(STATED PROBLEM)
Copy out the listing below verbatim, omitting the pictures.

● ● ● ● ●

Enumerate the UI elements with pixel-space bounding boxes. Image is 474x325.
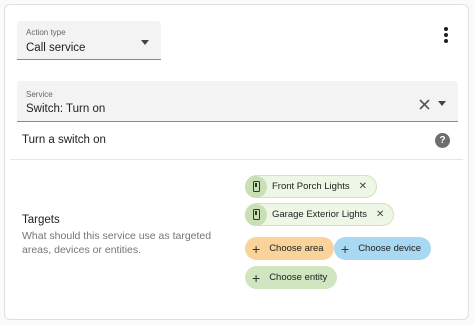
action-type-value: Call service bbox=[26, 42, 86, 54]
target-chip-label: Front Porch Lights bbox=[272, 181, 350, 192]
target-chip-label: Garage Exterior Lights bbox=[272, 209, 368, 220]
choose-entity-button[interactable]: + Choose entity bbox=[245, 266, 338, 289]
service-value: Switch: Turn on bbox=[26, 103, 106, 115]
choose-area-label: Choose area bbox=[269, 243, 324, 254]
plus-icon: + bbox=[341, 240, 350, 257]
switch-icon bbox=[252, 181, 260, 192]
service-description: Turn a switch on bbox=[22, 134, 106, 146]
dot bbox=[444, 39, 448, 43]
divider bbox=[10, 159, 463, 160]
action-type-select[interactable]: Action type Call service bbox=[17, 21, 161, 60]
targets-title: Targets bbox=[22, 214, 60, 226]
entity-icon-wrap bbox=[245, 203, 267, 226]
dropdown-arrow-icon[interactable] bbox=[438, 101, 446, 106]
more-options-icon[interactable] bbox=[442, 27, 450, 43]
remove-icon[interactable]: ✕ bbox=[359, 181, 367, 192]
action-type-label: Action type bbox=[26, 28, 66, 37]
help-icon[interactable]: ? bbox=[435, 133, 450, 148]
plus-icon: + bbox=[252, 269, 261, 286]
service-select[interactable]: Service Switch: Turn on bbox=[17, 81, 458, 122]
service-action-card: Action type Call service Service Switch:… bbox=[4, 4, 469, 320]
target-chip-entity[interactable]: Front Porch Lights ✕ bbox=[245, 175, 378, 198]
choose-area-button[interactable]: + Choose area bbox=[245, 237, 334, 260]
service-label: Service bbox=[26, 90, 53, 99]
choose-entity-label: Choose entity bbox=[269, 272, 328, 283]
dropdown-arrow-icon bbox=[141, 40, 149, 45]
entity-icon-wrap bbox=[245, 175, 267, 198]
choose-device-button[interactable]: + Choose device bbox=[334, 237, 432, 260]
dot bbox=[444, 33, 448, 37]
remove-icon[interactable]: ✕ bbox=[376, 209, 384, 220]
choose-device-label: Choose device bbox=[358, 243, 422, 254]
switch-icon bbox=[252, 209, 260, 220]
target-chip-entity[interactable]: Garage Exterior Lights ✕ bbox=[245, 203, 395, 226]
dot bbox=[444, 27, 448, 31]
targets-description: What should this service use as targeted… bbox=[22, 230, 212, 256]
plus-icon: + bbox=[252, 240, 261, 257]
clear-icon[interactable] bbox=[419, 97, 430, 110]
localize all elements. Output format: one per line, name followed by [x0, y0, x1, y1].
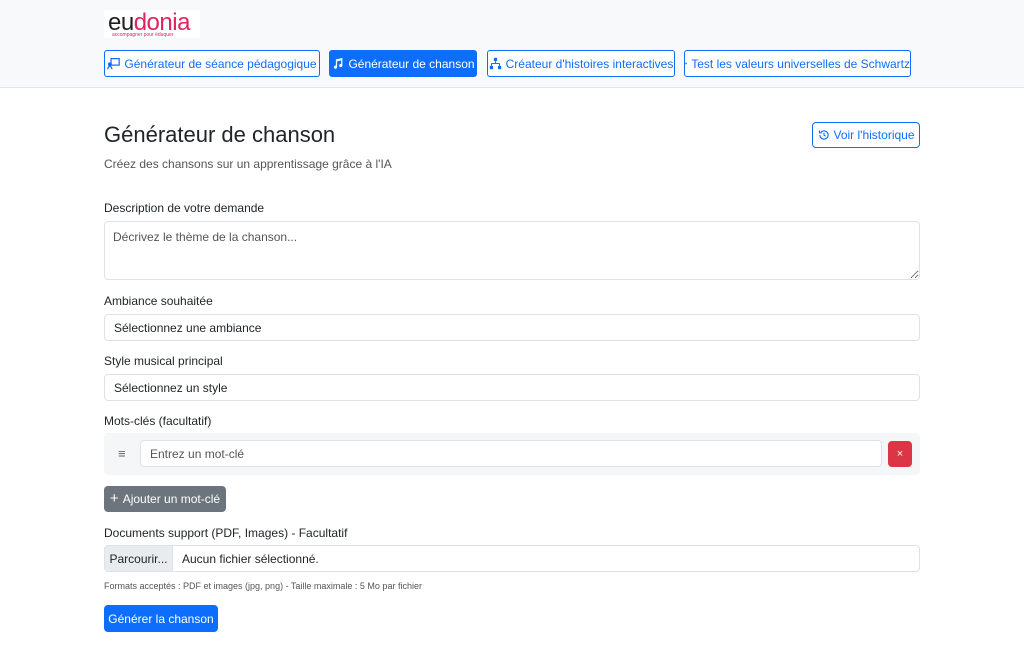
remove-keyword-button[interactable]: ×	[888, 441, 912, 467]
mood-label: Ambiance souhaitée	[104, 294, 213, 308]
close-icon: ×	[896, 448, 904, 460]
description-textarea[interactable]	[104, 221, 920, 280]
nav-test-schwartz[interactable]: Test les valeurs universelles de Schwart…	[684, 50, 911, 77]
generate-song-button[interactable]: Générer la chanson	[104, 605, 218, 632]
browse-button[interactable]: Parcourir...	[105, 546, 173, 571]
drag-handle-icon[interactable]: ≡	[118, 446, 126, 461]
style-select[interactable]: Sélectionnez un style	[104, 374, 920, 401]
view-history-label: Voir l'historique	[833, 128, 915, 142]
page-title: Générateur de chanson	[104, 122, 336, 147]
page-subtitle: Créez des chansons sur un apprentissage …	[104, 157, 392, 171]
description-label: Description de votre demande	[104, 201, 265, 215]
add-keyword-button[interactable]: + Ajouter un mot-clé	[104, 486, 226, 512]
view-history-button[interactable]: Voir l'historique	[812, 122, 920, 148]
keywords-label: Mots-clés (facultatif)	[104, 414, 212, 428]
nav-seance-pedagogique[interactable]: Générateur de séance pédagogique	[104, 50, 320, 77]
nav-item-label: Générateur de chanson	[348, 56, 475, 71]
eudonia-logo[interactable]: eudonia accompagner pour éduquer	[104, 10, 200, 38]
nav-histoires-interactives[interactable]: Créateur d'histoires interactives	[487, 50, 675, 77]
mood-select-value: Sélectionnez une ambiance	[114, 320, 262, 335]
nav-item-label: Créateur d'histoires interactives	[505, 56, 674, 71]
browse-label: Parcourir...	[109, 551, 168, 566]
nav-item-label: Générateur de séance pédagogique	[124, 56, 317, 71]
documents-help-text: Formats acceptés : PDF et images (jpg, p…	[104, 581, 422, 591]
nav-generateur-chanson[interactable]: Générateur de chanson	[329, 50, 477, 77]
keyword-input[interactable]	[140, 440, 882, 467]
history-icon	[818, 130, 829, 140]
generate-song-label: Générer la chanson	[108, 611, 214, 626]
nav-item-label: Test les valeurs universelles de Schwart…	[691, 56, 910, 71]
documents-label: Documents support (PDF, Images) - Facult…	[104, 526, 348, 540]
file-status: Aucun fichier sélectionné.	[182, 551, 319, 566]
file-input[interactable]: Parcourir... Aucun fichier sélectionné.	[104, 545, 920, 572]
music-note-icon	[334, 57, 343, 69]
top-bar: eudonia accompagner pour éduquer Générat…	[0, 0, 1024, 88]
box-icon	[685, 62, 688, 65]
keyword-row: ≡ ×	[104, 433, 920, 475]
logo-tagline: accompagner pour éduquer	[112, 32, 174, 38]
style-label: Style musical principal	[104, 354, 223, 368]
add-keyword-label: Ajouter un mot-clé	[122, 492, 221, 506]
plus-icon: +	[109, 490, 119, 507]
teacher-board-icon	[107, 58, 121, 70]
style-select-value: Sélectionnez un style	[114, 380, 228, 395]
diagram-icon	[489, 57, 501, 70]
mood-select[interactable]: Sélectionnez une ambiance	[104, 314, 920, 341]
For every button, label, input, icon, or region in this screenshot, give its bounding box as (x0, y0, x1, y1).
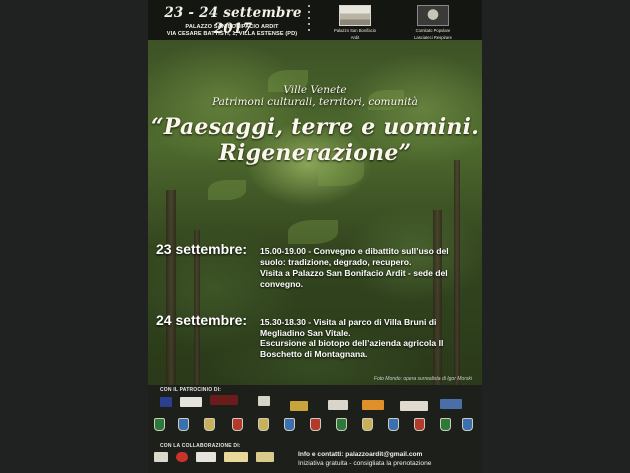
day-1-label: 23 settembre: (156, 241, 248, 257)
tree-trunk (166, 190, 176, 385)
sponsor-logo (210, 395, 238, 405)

● ● ● ● ●

(CORRECT ANSWER)
Enumerate the UI elements with pixel-space bounding boxes. Image is 474x325.
action-type-value: Call service bbox=[26, 42, 86, 54]
target-chip-label: Front Porch Lights bbox=[272, 181, 350, 192]
target-chip-label: Garage Exterior Lights bbox=[272, 209, 368, 220]
choose-entity-button[interactable]: + Choose entity bbox=[245, 266, 338, 289]
service-value: Switch: Turn on bbox=[26, 103, 106, 115]
choose-area-label: Choose area bbox=[269, 243, 324, 254]
plus-icon: + bbox=[341, 240, 350, 257]
switch-icon bbox=[252, 181, 260, 192]
service-description: Turn a switch on bbox=[22, 134, 106, 146]
dot bbox=[444, 39, 448, 43]
divider bbox=[10, 159, 463, 160]
action-type-select[interactable]: Action type Call service bbox=[17, 21, 161, 60]
targets-title: Targets bbox=[22, 214, 60, 226]
entity-icon-wrap bbox=[245, 203, 267, 226]
dropdown-arrow-icon[interactable] bbox=[438, 101, 446, 106]
more-options-icon[interactable] bbox=[442, 27, 450, 43]
remove-icon[interactable]: ✕ bbox=[359, 181, 367, 192]
action-type-label: Action type bbox=[26, 28, 66, 37]
help-icon[interactable]: ? bbox=[435, 133, 450, 148]
plus-icon: + bbox=[252, 269, 261, 286]
service-select[interactable]: Service Switch: Turn on bbox=[17, 81, 458, 122]
service-action-card: Action type Call service Service Switch:… bbox=[4, 4, 469, 320]
target-chip-entity[interactable]: Front Porch Lights ✕ bbox=[245, 175, 378, 198]
choose-area-button[interactable]: + Choose area bbox=[245, 237, 334, 260]
service-label: Service bbox=[26, 90, 53, 99]
choose-entity-label: Choose entity bbox=[269, 272, 328, 283]
dropdown-arrow-icon bbox=[141, 40, 149, 45]
entity-icon-wrap bbox=[245, 175, 267, 198]
choose-device-button[interactable]: + Choose device bbox=[334, 237, 432, 260]
dot bbox=[444, 33, 448, 37]
remove-icon[interactable]: ✕ bbox=[376, 209, 384, 220]
choose-device-label: Choose device bbox=[358, 243, 422, 254]
switch-icon bbox=[252, 209, 260, 220]
target-chip-entity[interactable]: Garage Exterior Lights ✕ bbox=[245, 203, 395, 226]
dot bbox=[444, 27, 448, 31]
targets-description: What should this service use as targeted… bbox=[22, 230, 212, 256]
plus-icon: + bbox=[252, 240, 261, 257]
clear-icon[interactable] bbox=[419, 97, 430, 110]
localize all elements. Output format: one per line, name followed by [x0, y0, x1, y1].
remove-keyword-button[interactable]: ×	[888, 441, 912, 467]
mood-label: Ambiance souhaitée	[104, 294, 213, 308]
close-icon: ×	[896, 448, 904, 460]
description-textarea[interactable]	[104, 221, 920, 280]
nav-test-schwartz[interactable]: Test les valeurs universelles de Schwart…	[684, 50, 911, 77]
generate-song-button[interactable]: Générer la chanson	[104, 605, 218, 632]
browse-button[interactable]: Parcourir...	[105, 546, 173, 571]
drag-handle-icon[interactable]: ≡	[118, 446, 126, 461]
style-select[interactable]: Sélectionnez un style	[104, 374, 920, 401]
view-history-label: Voir l'historique	[833, 128, 915, 142]
page-title: Générateur de chanson	[104, 122, 336, 147]
page-subtitle: Créez des chansons sur un apprentissage …	[104, 157, 392, 171]
description-label: Description de votre demande	[104, 201, 265, 215]
add-keyword-button[interactable]: + Ajouter un mot-clé	[104, 486, 226, 512]
view-history-button[interactable]: Voir l'historique	[812, 122, 920, 148]
keywords-label: Mots-clés (facultatif)	[104, 414, 212, 428]
nav-seance-pedagogique[interactable]: Générateur de séance pédagogique	[104, 50, 320, 77]
nav-item-label: Générateur de chanson	[348, 56, 475, 71]
eudonia-logo[interactable]: eudonia accompagner pour éduquer	[104, 10, 200, 38]
nav-histoires-interactives[interactable]: Créateur d'histoires interactives	[487, 50, 675, 77]
mood-select-value: Sélectionnez une ambiance	[114, 320, 262, 335]
nav-item-label: Créateur d'histoires interactives	[505, 56, 674, 71]
browse-label: Parcourir...	[109, 551, 168, 566]
nav-item-label: Générateur de séance pédagogique	[124, 56, 317, 71]
documents-help-text: Formats acceptés : PDF et images (jpg, p…	[104, 581, 422, 591]
nav-generateur-chanson[interactable]: Générateur de chanson	[329, 50, 477, 77]
keyword-input[interactable]	[140, 440, 882, 467]
history-icon	[818, 130, 829, 140]
generate-song-label: Générer la chanson	[108, 611, 214, 626]
nav-item-label: Test les valeurs universelles de Schwart…	[691, 56, 910, 71]
documents-label: Documents support (PDF, Images) - Facult…	[104, 526, 348, 540]
file-status: Aucun fichier sélectionné.	[182, 551, 319, 566]
file-input[interactable]: Parcourir... Aucun fichier sélectionné.	[104, 545, 920, 572]
music-note-icon	[334, 57, 343, 69]
top-bar: eudonia accompagner pour éduquer Générat…	[0, 0, 1024, 88]
box-icon	[685, 62, 688, 65]
keyword-row: ≡ ×	[104, 433, 920, 475]
logo-tagline: accompagner pour éduquer	[112, 32, 174, 38]
style-label: Style musical principal	[104, 354, 223, 368]
add-keyword-label: Ajouter un mot-clé	[122, 492, 221, 506]
plus-icon: +	[109, 490, 119, 507]
teacher-board-icon	[107, 58, 121, 70]
style-select-value: Sélectionnez un style	[114, 380, 228, 395]
diagram-icon	[489, 57, 501, 70]
mood-select[interactable]: Sélectionnez une ambiance	[104, 314, 920, 341]
For every button, label, input, icon, or region in this screenshot, give its bounding box as (x0, y0, x1, y1).
day-1-label: 23 settembre: (156, 241, 248, 257)
tree-trunk (166, 190, 176, 385)
sponsor-logo (210, 395, 238, 405)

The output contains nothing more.